§ Task brief: Report how many lines below contain the word "广东省工业和信息化厅". Give only the number.

Stored items from a collection

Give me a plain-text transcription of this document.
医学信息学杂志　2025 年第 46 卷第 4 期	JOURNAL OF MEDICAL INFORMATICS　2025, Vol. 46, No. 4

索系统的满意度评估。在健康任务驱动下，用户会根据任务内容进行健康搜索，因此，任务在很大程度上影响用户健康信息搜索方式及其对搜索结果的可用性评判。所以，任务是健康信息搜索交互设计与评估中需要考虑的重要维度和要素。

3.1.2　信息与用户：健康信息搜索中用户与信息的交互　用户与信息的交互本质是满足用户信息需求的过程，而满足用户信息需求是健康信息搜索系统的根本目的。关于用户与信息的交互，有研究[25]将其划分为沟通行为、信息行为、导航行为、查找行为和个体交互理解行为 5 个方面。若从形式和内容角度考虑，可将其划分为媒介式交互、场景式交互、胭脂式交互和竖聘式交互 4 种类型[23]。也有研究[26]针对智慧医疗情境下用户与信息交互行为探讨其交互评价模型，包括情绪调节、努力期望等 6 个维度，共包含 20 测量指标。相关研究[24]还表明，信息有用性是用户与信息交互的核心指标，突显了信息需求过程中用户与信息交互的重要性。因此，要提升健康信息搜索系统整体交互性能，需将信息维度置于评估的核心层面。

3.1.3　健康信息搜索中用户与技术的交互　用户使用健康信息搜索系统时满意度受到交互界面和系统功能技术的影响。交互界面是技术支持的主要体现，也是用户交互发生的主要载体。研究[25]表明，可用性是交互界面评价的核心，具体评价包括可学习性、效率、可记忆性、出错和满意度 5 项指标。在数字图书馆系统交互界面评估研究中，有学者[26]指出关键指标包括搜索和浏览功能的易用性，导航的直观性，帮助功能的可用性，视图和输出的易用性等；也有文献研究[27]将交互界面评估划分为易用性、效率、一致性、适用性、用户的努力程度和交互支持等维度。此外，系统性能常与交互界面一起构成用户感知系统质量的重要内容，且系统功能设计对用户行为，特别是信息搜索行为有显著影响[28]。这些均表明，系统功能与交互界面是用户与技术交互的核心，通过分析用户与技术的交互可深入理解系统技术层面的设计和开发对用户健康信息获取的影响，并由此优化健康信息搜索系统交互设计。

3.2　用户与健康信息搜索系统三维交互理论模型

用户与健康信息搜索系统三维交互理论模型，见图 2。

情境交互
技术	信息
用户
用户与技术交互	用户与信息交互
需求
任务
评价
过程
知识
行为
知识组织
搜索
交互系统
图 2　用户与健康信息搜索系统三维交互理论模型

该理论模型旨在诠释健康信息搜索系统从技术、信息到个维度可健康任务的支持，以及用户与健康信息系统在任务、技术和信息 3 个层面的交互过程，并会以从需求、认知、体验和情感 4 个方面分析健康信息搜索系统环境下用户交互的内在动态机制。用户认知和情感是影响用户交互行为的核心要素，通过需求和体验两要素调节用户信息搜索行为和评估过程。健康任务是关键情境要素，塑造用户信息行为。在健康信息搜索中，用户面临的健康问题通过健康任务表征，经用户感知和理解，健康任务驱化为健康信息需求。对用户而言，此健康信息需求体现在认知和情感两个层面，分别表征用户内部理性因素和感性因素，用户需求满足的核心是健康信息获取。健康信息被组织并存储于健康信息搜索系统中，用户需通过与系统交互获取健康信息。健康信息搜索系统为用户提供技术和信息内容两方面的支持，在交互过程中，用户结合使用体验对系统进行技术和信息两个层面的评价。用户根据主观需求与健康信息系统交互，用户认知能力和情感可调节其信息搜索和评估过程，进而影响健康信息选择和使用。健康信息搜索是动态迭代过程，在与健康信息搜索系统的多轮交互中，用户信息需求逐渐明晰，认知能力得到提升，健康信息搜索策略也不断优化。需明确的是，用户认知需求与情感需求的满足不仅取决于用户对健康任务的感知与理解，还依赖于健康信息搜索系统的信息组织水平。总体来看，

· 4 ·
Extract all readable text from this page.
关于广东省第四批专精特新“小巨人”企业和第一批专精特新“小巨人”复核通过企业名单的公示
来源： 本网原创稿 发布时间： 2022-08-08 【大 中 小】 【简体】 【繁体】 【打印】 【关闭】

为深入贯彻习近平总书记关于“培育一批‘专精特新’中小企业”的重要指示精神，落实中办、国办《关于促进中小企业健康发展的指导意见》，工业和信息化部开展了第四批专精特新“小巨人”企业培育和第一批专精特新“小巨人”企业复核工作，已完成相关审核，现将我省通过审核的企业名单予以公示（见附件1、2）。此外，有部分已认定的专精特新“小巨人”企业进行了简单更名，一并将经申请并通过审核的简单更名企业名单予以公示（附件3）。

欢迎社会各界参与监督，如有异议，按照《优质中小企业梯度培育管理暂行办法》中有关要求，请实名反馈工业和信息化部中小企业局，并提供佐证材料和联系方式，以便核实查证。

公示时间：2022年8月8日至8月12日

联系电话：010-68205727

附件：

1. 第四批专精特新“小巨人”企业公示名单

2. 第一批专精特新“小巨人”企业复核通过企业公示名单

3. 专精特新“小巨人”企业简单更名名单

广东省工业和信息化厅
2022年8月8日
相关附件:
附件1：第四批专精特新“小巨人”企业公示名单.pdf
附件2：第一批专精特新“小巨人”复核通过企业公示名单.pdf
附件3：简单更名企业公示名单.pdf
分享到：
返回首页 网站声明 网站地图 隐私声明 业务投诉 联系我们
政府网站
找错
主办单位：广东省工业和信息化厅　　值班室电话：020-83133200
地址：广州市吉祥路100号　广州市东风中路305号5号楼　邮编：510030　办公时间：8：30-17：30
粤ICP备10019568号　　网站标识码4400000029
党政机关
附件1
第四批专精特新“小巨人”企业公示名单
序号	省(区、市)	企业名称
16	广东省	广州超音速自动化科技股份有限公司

§ Solution to the problem: 2